▸ Problem description:
Print the listing below exactly.

▸ Dataset records:

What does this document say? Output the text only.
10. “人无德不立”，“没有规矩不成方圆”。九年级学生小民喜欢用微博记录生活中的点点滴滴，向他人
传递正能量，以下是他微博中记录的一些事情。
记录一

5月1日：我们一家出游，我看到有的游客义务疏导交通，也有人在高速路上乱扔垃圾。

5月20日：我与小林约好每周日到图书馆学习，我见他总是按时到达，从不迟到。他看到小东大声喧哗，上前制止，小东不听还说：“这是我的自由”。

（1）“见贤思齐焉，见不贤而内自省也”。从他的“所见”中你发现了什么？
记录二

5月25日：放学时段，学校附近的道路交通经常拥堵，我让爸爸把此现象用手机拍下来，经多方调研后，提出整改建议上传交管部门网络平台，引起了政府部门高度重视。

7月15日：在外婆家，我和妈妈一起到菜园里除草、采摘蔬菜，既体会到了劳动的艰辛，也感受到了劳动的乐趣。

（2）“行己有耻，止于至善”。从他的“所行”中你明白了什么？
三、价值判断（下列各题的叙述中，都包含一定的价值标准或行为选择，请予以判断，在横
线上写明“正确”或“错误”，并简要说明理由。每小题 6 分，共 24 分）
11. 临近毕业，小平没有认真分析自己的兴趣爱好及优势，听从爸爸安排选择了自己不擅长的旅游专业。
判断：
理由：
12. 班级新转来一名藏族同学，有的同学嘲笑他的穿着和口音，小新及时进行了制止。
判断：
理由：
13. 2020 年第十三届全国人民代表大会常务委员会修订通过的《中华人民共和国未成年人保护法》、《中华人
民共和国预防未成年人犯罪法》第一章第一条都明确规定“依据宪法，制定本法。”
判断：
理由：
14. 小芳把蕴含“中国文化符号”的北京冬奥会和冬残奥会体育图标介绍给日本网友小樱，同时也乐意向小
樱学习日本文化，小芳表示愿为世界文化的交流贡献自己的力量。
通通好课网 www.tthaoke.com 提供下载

▸ Response:
What does this document say? Output the text only.
10. “人无德不立”，“没有规矩不成方圆”。九年级学生小民喜欢用微博记录生活中的点点滴滴，向他人
传递正能量，以下是他微博中记录的一些事情。
记录一

5月1日：我们一家出游，我看到有的游客义务疏导交通，也有人在高速路上乱扔垃圾。

5月20日：我与小林约好每周日到图书馆学习，我见他总是按时到达，从不迟到。他看到小东大声喧哗，上前制止，小东不听还说：“这是我的自由”。

（1）“见贤思齐焉，见不贤而内自省也”。从他的“所见”中你发现了什么？
记录二

5月25日：放学时段，学校附近的道路交通经常拥堵，我让爸爸把此现象用手机拍下来，经多方调研后，提出整改建议上传交管部门网络平台，引起了政府部门高度重视。

7月15日：在外婆家，我和妈妈一起到菜园里除草、采摘蔬菜，既体会到了劳动的艰辛，也感受到了劳动的乐趣。

（2）“行己有耻，止于至善”。从他的“所行”中你明白了什么？
三、价值判断（下列各题的叙述中，都包含一定的价值标准或行为选择，请予以判断，在横
线上写明“正确”或“错误”，并简要说明理由。每小题 6 分，共 24 分）
11. 临近毕业，小平没有认真分析自己的兴趣爱好及优势，听从爸爸安排选择了自己不擅长的旅游专业。
判断：
理由：
12. 班级新转来一名藏族同学，有的同学嘲笑他的穿着和口音，小新及时进行了制止。
判断：
理由：
13. 2020 年第十三届全国人民代表大会常务委员会修订通过的《中华人民共和国未成年人保护法》、《中华人
民共和国预防未成年人犯罪法》第一章第一条都明确规定“依据宪法，制定本法。”
判断：
理由：
14. 小芳把蕴含“中国文化符号”的北京冬奥会和冬残奥会体育图标介绍给日本网友小樱，同时也乐意向小
樱学习日本文化，小芳表示愿为世界文化的交流贡献自己的力量。
通通好课网 www.tthaoke.com 提供下载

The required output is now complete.